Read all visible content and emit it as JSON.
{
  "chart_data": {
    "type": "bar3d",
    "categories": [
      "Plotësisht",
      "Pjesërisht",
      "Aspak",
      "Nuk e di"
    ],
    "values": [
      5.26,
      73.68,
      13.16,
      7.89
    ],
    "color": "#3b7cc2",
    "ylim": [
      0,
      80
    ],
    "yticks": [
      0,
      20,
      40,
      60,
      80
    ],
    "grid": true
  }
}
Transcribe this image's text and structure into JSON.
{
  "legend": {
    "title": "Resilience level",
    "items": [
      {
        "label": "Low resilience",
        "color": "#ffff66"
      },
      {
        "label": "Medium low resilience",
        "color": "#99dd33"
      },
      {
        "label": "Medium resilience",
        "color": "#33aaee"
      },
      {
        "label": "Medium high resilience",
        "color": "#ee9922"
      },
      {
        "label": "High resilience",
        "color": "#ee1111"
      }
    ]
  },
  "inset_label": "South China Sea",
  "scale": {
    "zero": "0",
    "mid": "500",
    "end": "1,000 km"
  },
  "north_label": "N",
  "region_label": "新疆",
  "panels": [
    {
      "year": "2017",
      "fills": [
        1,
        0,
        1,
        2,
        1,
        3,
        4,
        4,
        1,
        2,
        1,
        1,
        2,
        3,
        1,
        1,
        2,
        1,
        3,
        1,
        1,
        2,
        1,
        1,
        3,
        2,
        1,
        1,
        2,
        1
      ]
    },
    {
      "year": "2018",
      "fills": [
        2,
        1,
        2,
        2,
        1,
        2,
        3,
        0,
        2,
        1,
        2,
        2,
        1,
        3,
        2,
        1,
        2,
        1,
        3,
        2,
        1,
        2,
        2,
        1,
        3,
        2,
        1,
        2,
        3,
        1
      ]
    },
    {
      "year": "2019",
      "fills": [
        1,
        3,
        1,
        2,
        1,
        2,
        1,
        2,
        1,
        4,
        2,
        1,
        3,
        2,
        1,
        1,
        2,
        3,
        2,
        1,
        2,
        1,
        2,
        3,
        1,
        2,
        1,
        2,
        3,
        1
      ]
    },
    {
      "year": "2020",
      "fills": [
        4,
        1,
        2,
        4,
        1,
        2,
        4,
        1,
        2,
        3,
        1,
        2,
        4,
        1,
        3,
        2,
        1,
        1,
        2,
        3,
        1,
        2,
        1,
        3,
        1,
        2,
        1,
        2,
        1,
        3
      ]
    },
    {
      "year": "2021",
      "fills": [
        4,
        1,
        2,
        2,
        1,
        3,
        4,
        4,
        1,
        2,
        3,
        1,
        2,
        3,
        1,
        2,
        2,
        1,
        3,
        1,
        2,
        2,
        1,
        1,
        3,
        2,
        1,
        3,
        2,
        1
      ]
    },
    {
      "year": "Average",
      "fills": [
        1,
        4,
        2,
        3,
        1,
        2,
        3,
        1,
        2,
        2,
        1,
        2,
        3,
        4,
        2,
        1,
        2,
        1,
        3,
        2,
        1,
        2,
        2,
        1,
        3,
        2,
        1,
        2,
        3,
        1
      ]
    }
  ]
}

########################################

- **Directions for this task**
Make an exact copy of all the data.

- **Expected answer**
Read all visible content and emit it as JSON.
{
  "chart_data": {
    "type": "bar3d",
    "categories": [
      "Plotësisht",
      "Pjesërisht",
      "Aspak",
      "Nuk e di"
    ],
    "values": [
      5.26,
      73.68,
      13.16,
      7.89
    ],
    "color": "#3b7cc2",
    "ylim": [
      0,
      80
    ],
    "yticks": [
      0,
      20,
      40,
      60,
      80
    ],
    "grid": true
  }
}
Transcribe this image's text and structure into JSON.
{
  "legend": {
    "title": "Resilience level",
    "items": [
      {
        "label": "Low resilience",
        "color": "#ffff66"
      },
      {
        "label": "Medium low resilience",
        "color": "#99dd33"
      },
      {
        "label": "Medium resilience",
        "color": "#33aaee"
      },
      {
        "label": "Medium high resilience",
        "color": "#ee9922"
      },
      {
        "label": "High resilience",
        "color": "#ee1111"
      }
    ]
  },
  "inset_label": "South China Sea",
  "scale": {
    "zero": "0",
    "mid": "500",
    "end": "1,000 km"
  },
  "north_label": "N",
  "region_label": "新疆",
  "panels": [
    {
      "year": "2017",
      "fills": [
        1,
        0,
        1,
        2,
        1,
        3,
        4,
        4,
        1,
        2,
        1,
        1,
        2,
        3,
        1,
        1,
        2,
        1,
        3,
        1,
        1,
        2,
        1,
        1,
        3,
        2,
        1,
        1,
        2,
        1
      ]
    },
    {
      "year": "2018",
      "fills": [
        2,
        1,
        2,
        2,
        1,
        2,
        3,
        0,
        2,
        1,
        2,
        2,
        1,
        3,
        2,
        1,
        2,
        1,
        3,
        2,
        1,
        2,
        2,
        1,
        3,
        2,
        1,
        2,
        3,
        1
      ]
    },
    {
      "year": "2019",
      "fills": [
        1,
        3,
        1,
        2,
        1,
        2,
        1,
        2,
        1,
        4,
        2,
        1,
        3,
        2,
        1,
        1,
        2,
        3,
        2,
        1,
        2,
        1,
        2,
        3,
        1,
        2,
        1,
        2,
        3,
        1
      ]
    },
    {
      "year": "2020",
      "fills": [
        4,
        1,
        2,
        4,
        1,
        2,
        4,
        1,
        2,
        3,
        1,
        2,
        4,
        1,
        3,
        2,
        1,
        1,
        2,
        3,
        1,
        2,
        1,
        3,
        1,
        2,
        1,
        2,
        1,
        3
      ]
    },
    {
      "year": "2021",
      "fills": [
        4,
        1,
        2,
        2,
        1,
        3,
        4,
        4,
        1,
        2,
        3,
        1,
        2,
        3,
        1,
        2,
        2,
        1,
        3,
        1,
        2,
        2,
        1,
        1,
        3,
        2,
        1,
        3,
        2,
        1
      ]
    },
    {
      "year": "Average",
      "fills": [
        1,
        4,
        2,
        3,
        1,
        2,
        3,
        1,
        2,
        2,
        1,
        2,
        3,
        4,
        2,
        1,
        2,
        1,
        3,
        2,
        1,
        2,
        2,
        1,
        3,
        2,
        1,
        2,
        3,
        1
      ]
    }
  ]
}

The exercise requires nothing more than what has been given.